The task » Repeat the records in full and exactly, omitting pictures.

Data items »
* BEGIN *
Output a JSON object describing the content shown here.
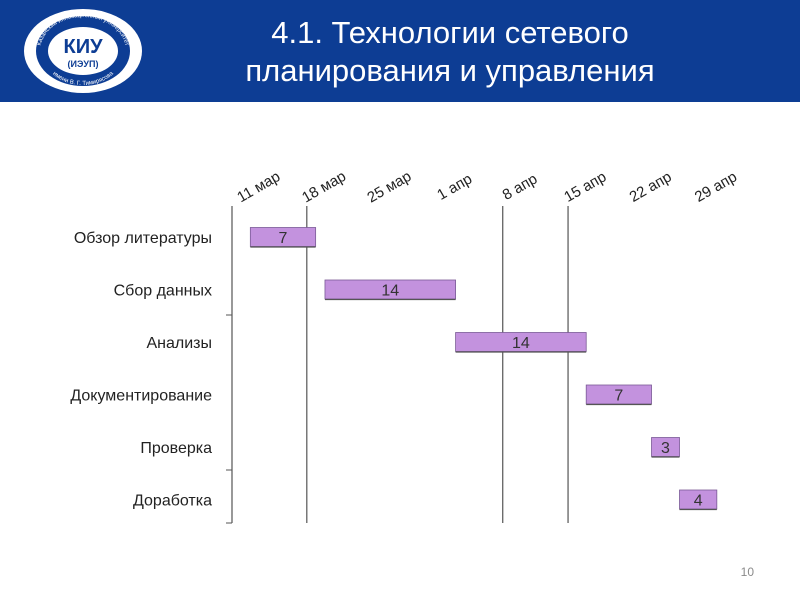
{
  "header": {
    "title_line1": "4.1. Технологии сетевого",
    "title_line2": "планирования и управления",
    "logo": {
      "arc_text": "Казанский инновационный университет имени В. Г. Тимирясова",
      "main": "КИУ",
      "sub": "(ИЭУП)"
    },
    "accent_color": "#0d3d94"
  },
  "chart_data": {
    "type": "gantt",
    "x_tick_labels": [
      "11 мар",
      "18 мар",
      "25 мар",
      "1 апр",
      "8 апр",
      "15 апр",
      "22 апр",
      "29 апр"
    ],
    "x_unit": "days",
    "x_range_days": [
      0,
      49
    ],
    "gridlines_at_days": [
      7,
      28,
      35
    ],
    "tasks": [
      {
        "label": "Обзор литературы",
        "start_day": 1,
        "duration": 7
      },
      {
        "label": "Сбор данных",
        "start_day": 9,
        "duration": 14
      },
      {
        "label": "Анализы",
        "start_day": 23,
        "duration": 14
      },
      {
        "label": "Документирование",
        "start_day": 37,
        "duration": 7
      },
      {
        "label": "Проверка",
        "start_day": 44,
        "duration": 3
      },
      {
        "label": "Доработка",
        "start_day": 47,
        "duration": 4
      }
    ],
    "bar_color": "#c392de",
    "bar_edge_color": "#7a5a96"
  },
  "footer": {
    "page_number": "10"
  }
}
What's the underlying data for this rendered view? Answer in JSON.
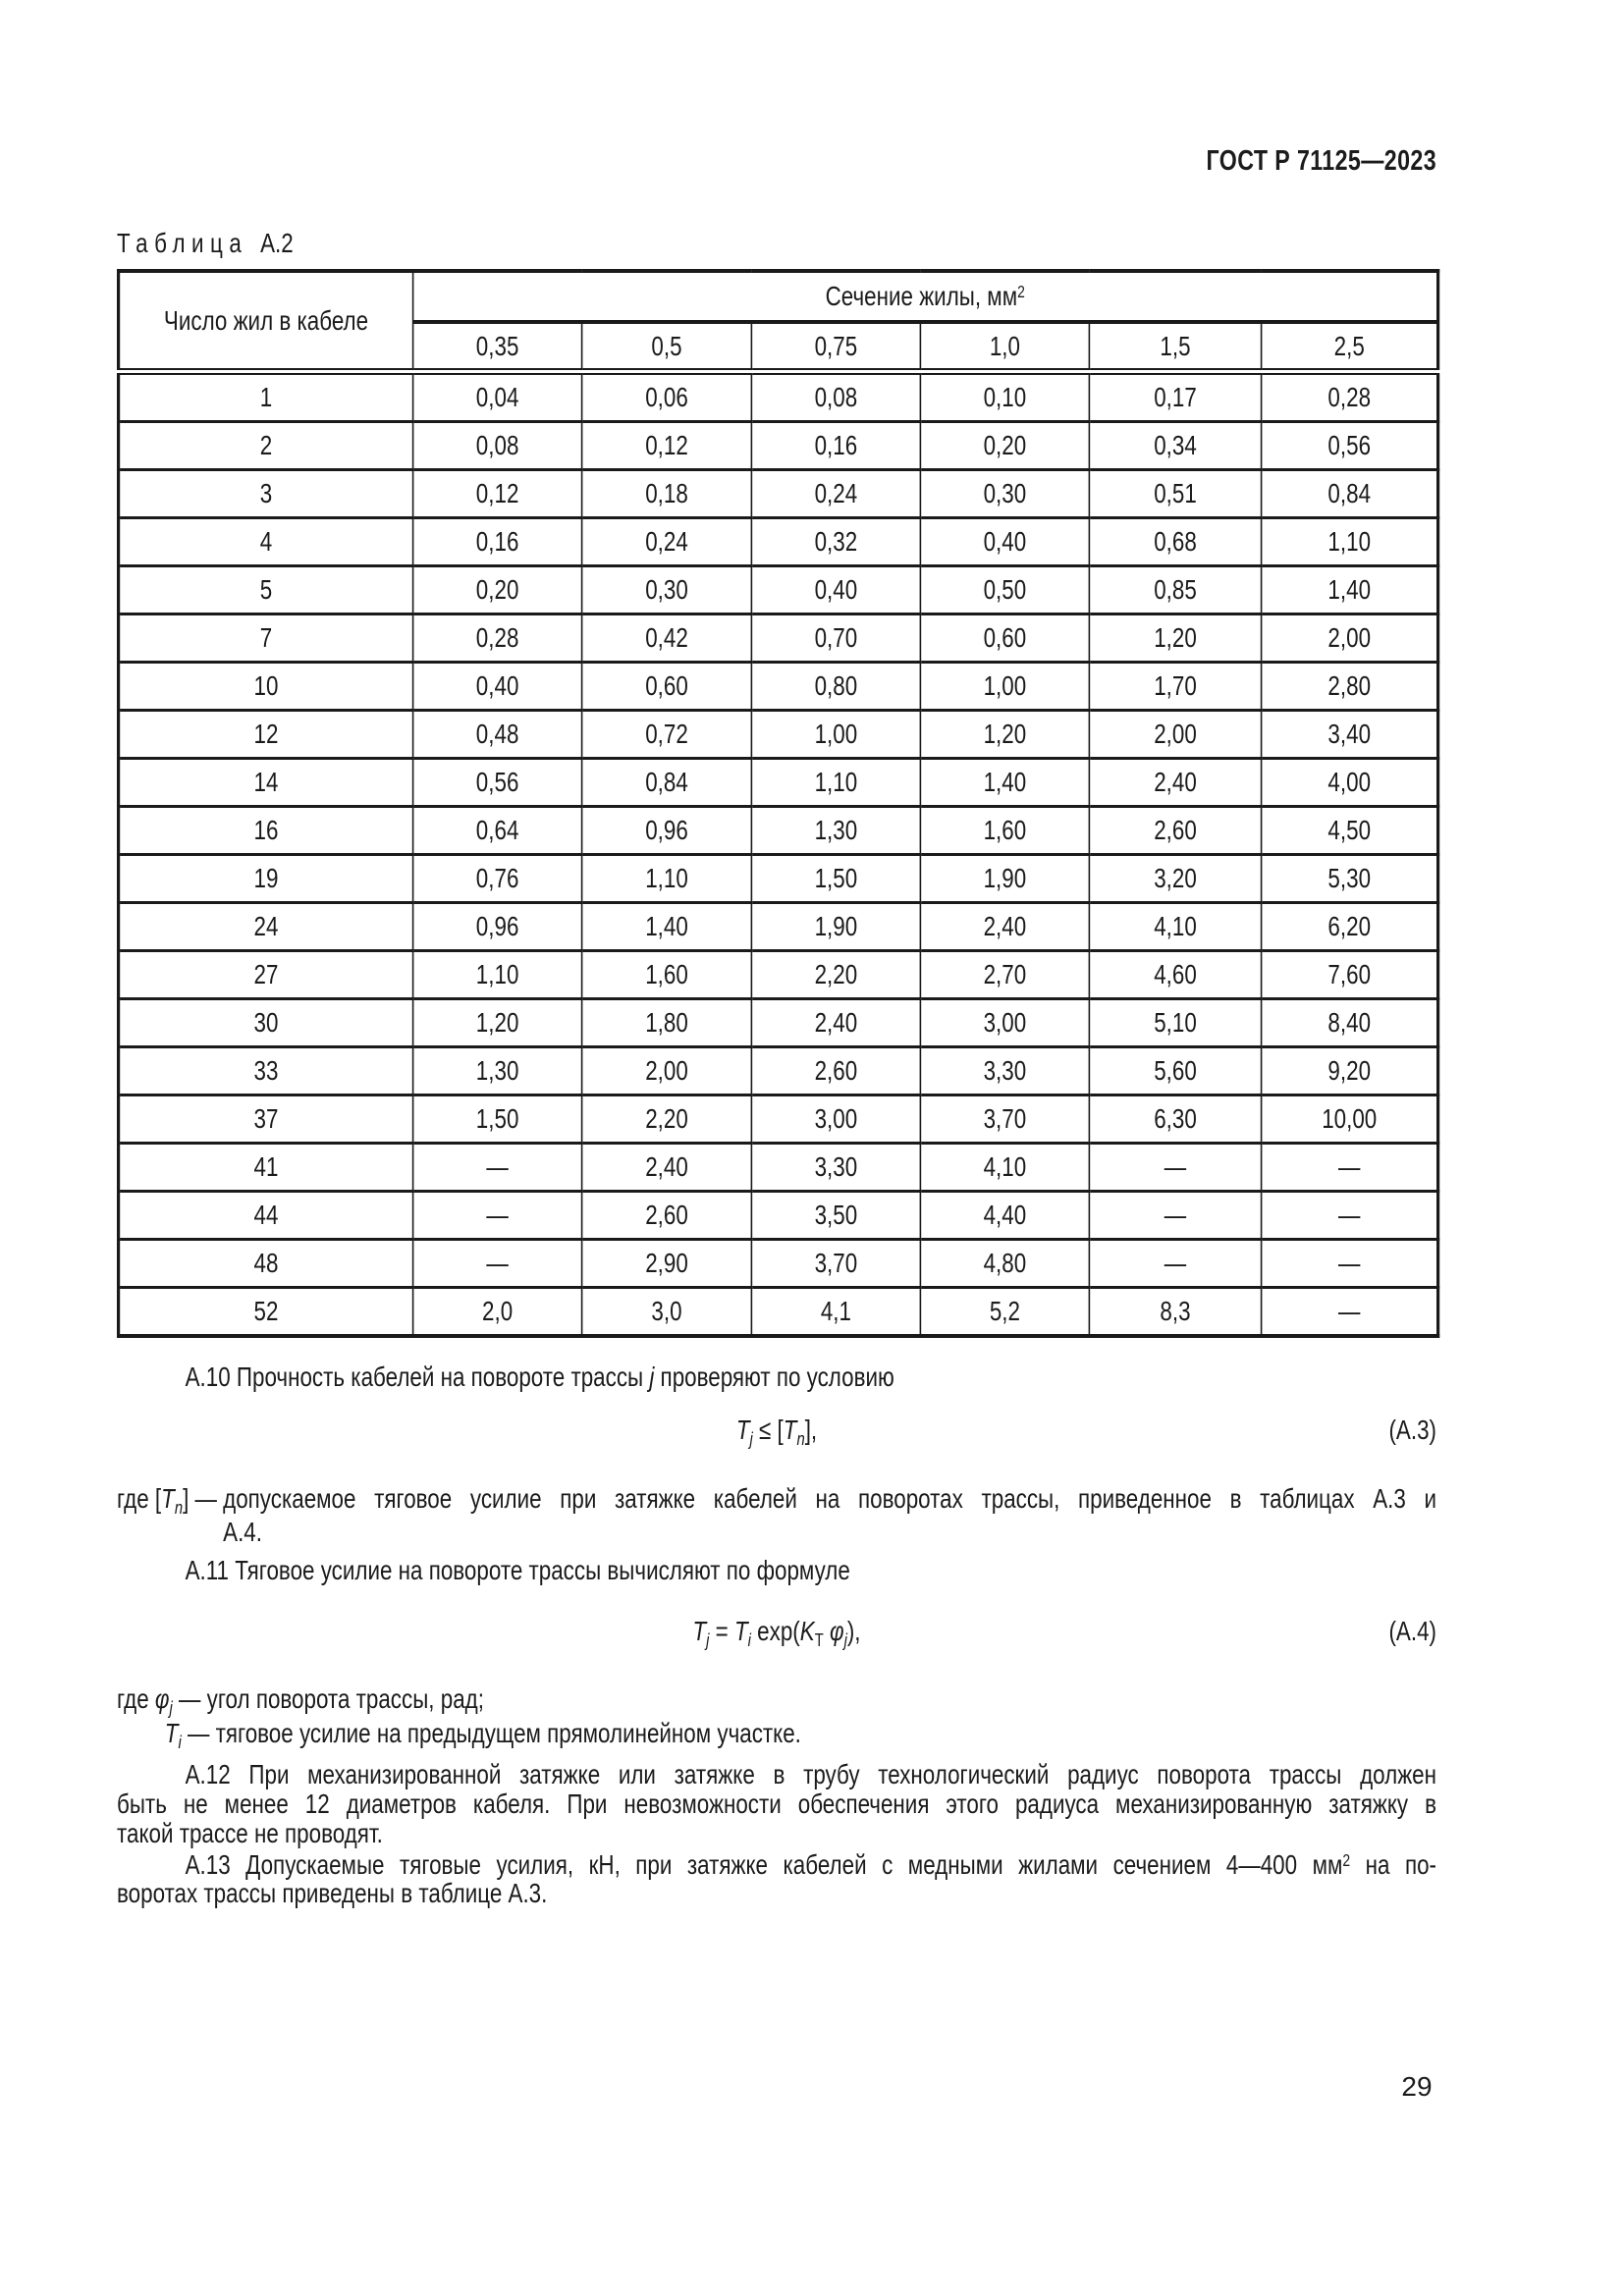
{
  "page": {
    "standard": "ГОСТ Р 71125—2023",
    "number": "29"
  },
  "table": {
    "caption_word": "Таблица",
    "caption_num": "А.2",
    "col1_header": "Число жил в кабеле",
    "span_header": "Сечение жилы, мм",
    "span_header_sup": "2",
    "columns": [
      "0,35",
      "0,5",
      "0,75",
      "1,0",
      "1,5",
      "2,5"
    ],
    "rows": [
      [
        "1",
        "0,04",
        "0,06",
        "0,08",
        "0,10",
        "0,17",
        "0,28"
      ],
      [
        "2",
        "0,08",
        "0,12",
        "0,16",
        "0,20",
        "0,34",
        "0,56"
      ],
      [
        "3",
        "0,12",
        "0,18",
        "0,24",
        "0,30",
        "0,51",
        "0,84"
      ],
      [
        "4",
        "0,16",
        "0,24",
        "0,32",
        "0,40",
        "0,68",
        "1,10"
      ],
      [
        "5",
        "0,20",
        "0,30",
        "0,40",
        "0,50",
        "0,85",
        "1,40"
      ],
      [
        "7",
        "0,28",
        "0,42",
        "0,70",
        "0,60",
        "1,20",
        "2,00"
      ],
      [
        "10",
        "0,40",
        "0,60",
        "0,80",
        "1,00",
        "1,70",
        "2,80"
      ],
      [
        "12",
        "0,48",
        "0,72",
        "1,00",
        "1,20",
        "2,00",
        "3,40"
      ],
      [
        "14",
        "0,56",
        "0,84",
        "1,10",
        "1,40",
        "2,40",
        "4,00"
      ],
      [
        "16",
        "0,64",
        "0,96",
        "1,30",
        "1,60",
        "2,60",
        "4,50"
      ],
      [
        "19",
        "0,76",
        "1,10",
        "1,50",
        "1,90",
        "3,20",
        "5,30"
      ],
      [
        "24",
        "0,96",
        "1,40",
        "1,90",
        "2,40",
        "4,10",
        "6,20"
      ],
      [
        "27",
        "1,10",
        "1,60",
        "2,20",
        "2,70",
        "4,60",
        "7,60"
      ],
      [
        "30",
        "1,20",
        "1,80",
        "2,40",
        "3,00",
        "5,10",
        "8,40"
      ],
      [
        "33",
        "1,30",
        "2,00",
        "2,60",
        "3,30",
        "5,60",
        "9,20"
      ],
      [
        "37",
        "1,50",
        "2,20",
        "3,00",
        "3,70",
        "6,30",
        "10,00"
      ],
      [
        "41",
        "—",
        "2,40",
        "3,30",
        "4,10",
        "—",
        "—"
      ],
      [
        "44",
        "—",
        "2,60",
        "3,50",
        "4,40",
        "—",
        "—"
      ],
      [
        "48",
        "—",
        "2,90",
        "3,70",
        "4,80",
        "—",
        "—"
      ],
      [
        "52",
        "2,0",
        "3,0",
        "4,1",
        "5,2",
        "8,3",
        "—"
      ]
    ]
  },
  "paragraphs": {
    "a10": {
      "pre": "А.10 Прочность кабелей на повороте трассы ",
      "var": "j",
      "post": " проверяют по условию"
    },
    "a11": "А.11 Тяговое усилие на повороте трассы вычисляют по формуле",
    "a12_lines": [
      "А.12 При механизированной затяжке или затяжке в трубу технологический радиус поворота трассы должен",
      "быть не менее 12 диаметров кабеля. При невозможности обеспечения этого радиуса механизированную затяжку в",
      "такой трассе не проводят."
    ],
    "a13": {
      "l1_pre": "А.13 Допускаемые тяговые усилия, кН, при затяжке кабелей с медными жилами сечением 4—400 мм",
      "l1_sup": "2",
      "l1_post": " на по-",
      "l2": "воротах трассы приведены в таблице А.3."
    }
  },
  "formulas": {
    "a3": {
      "lhs": "T",
      "lhs_sub": "j",
      "op": " ≤ [",
      "rhs": "T",
      "rhs_sub": "n",
      "tail": "],",
      "label": "(А.3)"
    },
    "a4": {
      "lhs": "T",
      "lhs_sub": "j",
      "eq": " = ",
      "rhs": "T",
      "rhs_sub": "i",
      "exp": " exp(",
      "k": "K",
      "k_sub": "Т",
      "phi": " φ",
      "phi_sub": "j",
      "tail": "),",
      "label": "(А.4)"
    }
  },
  "where_a3": {
    "lead1": "где [",
    "var": "T",
    "sub": "n",
    "lead2": "] — ",
    "line1": "допускаемое тяговое усилие при затяжке кабелей на поворотах трассы, приведенное в таблицах А.3 и",
    "line2": "А.4."
  },
  "where_a4": {
    "l1_lead": "где ",
    "l1_var": "φ",
    "l1_sub": "j",
    "l1_dash": " — ",
    "l1_text": "угол поворота трассы, рад;",
    "l2_var": "T",
    "l2_sub": "i",
    "l2_dash": " — ",
    "l2_text": "тяговое усилие на предыдущем прямолинейном участке."
  }
}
* END *
Finished exercise »
Output a JSON object describing the content shown here.
{
  "header": {
    "title_line1": "4.1. Технологии сетевого",
    "title_line2": "планирования и управления",
    "logo": {
      "arc_text": "Казанский инновационный университет имени В. Г. Тимирясова",
      "main": "КИУ",
      "sub": "(ИЭУП)"
    },
    "accent_color": "#0d3d94"
  },
  "chart_data": {
    "type": "gantt",
    "x_tick_labels": [
      "11 мар",
      "18 мар",
      "25 мар",
      "1 апр",
      "8 апр",
      "15 апр",
      "22 апр",
      "29 апр"
    ],
    "x_unit": "days",
    "x_range_days": [
      0,
      49
    ],
    "gridlines_at_days": [
      7,
      28,
      35
    ],
    "tasks": [
      {
        "label": "Обзор литературы",
        "start_day": 1,
        "duration": 7
      },
      {
        "label": "Сбор данных",
        "start_day": 9,
        "duration": 14
      },
      {
        "label": "Анализы",
        "start_day": 23,
        "duration": 14
      },
      {
        "label": "Документирование",
        "start_day": 37,
        "duration": 7
      },
      {
        "label": "Проверка",
        "start_day": 44,
        "duration": 3
      },
      {
        "label": "Доработка",
        "start_day": 47,
        "duration": 4
      }
    ],
    "bar_color": "#c392de",
    "bar_edge_color": "#7a5a96"
  },
  "footer": {
    "page_number": "10"
  }
}
What's the underlying data for this rendered view? Answer in JSON.
{
  "page": {
    "standard": "ГОСТ Р 71125—2023",
    "number": "29"
  },
  "table": {
    "caption_word": "Таблица",
    "caption_num": "А.2",
    "col1_header": "Число жил в кабеле",
    "span_header": "Сечение жилы, мм",
    "span_header_sup": "2",
    "columns": [
      "0,35",
      "0,5",
      "0,75",
      "1,0",
      "1,5",
      "2,5"
    ],
    "rows": [
      [
        "1",
        "0,04",
        "0,06",
        "0,08",
        "0,10",
        "0,17",
        "0,28"
      ],
      [
        "2",
        "0,08",
        "0,12",
        "0,16",
        "0,20",
        "0,34",
        "0,56"
      ],
      [
        "3",
        "0,12",
        "0,18",
        "0,24",
        "0,30",
        "0,51",
        "0,84"
      ],
      [
        "4",
        "0,16",
        "0,24",
        "0,32",
        "0,40",
        "0,68",
        "1,10"
      ],
      [
        "5",
        "0,20",
        "0,30",
        "0,40",
        "0,50",
        "0,85",
        "1,40"
      ],
      [
        "7",
        "0,28",
        "0,42",
        "0,70",
        "0,60",
        "1,20",
        "2,00"
      ],
      [
        "10",
        "0,40",
        "0,60",
        "0,80",
        "1,00",
        "1,70",
        "2,80"
      ],
      [
        "12",
        "0,48",
        "0,72",
        "1,00",
        "1,20",
        "2,00",
        "3,40"
      ],
      [
        "14",
        "0,56",
        "0,84",
        "1,10",
        "1,40",
        "2,40",
        "4,00"
      ],
      [
        "16",
        "0,64",
        "0,96",
        "1,30",
        "1,60",
        "2,60",
        "4,50"
      ],
      [
        "19",
        "0,76",
        "1,10",
        "1,50",
        "1,90",
        "3,20",
        "5,30"
      ],
      [
        "24",
        "0,96",
        "1,40",
        "1,90",
        "2,40",
        "4,10",
        "6,20"
      ],
      [
        "27",
        "1,10",
        "1,60",
        "2,20",
        "2,70",
        "4,60",
        "7,60"
      ],
      [
        "30",
        "1,20",
        "1,80",
        "2,40",
        "3,00",
        "5,10",
        "8,40"
      ],
      [
        "33",
        "1,30",
        "2,00",
        "2,60",
        "3,30",
        "5,60",
        "9,20"
      ],
      [
        "37",
        "1,50",
        "2,20",
        "3,00",
        "3,70",
        "6,30",
        "10,00"
      ],
      [
        "41",
        "—",
        "2,40",
        "3,30",
        "4,10",
        "—",
        "—"
      ],
      [
        "44",
        "—",
        "2,60",
        "3,50",
        "4,40",
        "—",
        "—"
      ],
      [
        "48",
        "—",
        "2,90",
        "3,70",
        "4,80",
        "—",
        "—"
      ],
      [
        "52",
        "2,0",
        "3,0",
        "4,1",
        "5,2",
        "8,3",
        "—"
      ]
    ]
  },
  "paragraphs": {
    "a10": {
      "pre": "А.10 Прочность кабелей на повороте трассы ",
      "var": "j",
      "post": " проверяют по условию"
    },
    "a11": "А.11 Тяговое усилие на повороте трассы вычисляют по формуле",
    "a12_lines": [
      "А.12 При механизированной затяжке или затяжке в трубу технологический радиус поворота трассы должен",
      "быть не менее 12 диаметров кабеля. При невозможности обеспечения этого радиуса механизированную затяжку в",
      "такой трассе не проводят."
    ],
    "a13": {
      "l1_pre": "А.13 Допускаемые тяговые усилия, кН, при затяжке кабелей с медными жилами сечением 4—400 мм",
      "l1_sup": "2",
      "l1_post": " на по-",
      "l2": "воротах трассы приведены в таблице А.3."
    }
  },
  "formulas": {
    "a3": {
      "lhs": "T",
      "lhs_sub": "j",
      "op": " ≤ [",
      "rhs": "T",
      "rhs_sub": "n",
      "tail": "],",
      "label": "(А.3)"
    },
    "a4": {
      "lhs": "T",
      "lhs_sub": "j",
      "eq": " = ",
      "rhs": "T",
      "rhs_sub": "i",
      "exp": " exp(",
      "k": "K",
      "k_sub": "Т",
      "phi": " φ",
      "phi_sub": "j",
      "tail": "),",
      "label": "(А.4)"
    }
  },
  "where_a3": {
    "lead1": "где [",
    "var": "T",
    "sub": "n",
    "lead2": "] — ",
    "line1": "допускаемое тяговое усилие при затяжке кабелей на поворотах трассы, приведенное в таблицах А.3 и",
    "line2": "А.4."
  },
  "where_a4": {
    "l1_lead": "где ",
    "l1_var": "φ",
    "l1_sub": "j",
    "l1_dash": " — ",
    "l1_text": "угол поворота трассы, рад;",
    "l2_var": "T",
    "l2_sub": "i",
    "l2_dash": " — ",
    "l2_text": "тяговое усилие на предыдущем прямолинейном участке."
  }
}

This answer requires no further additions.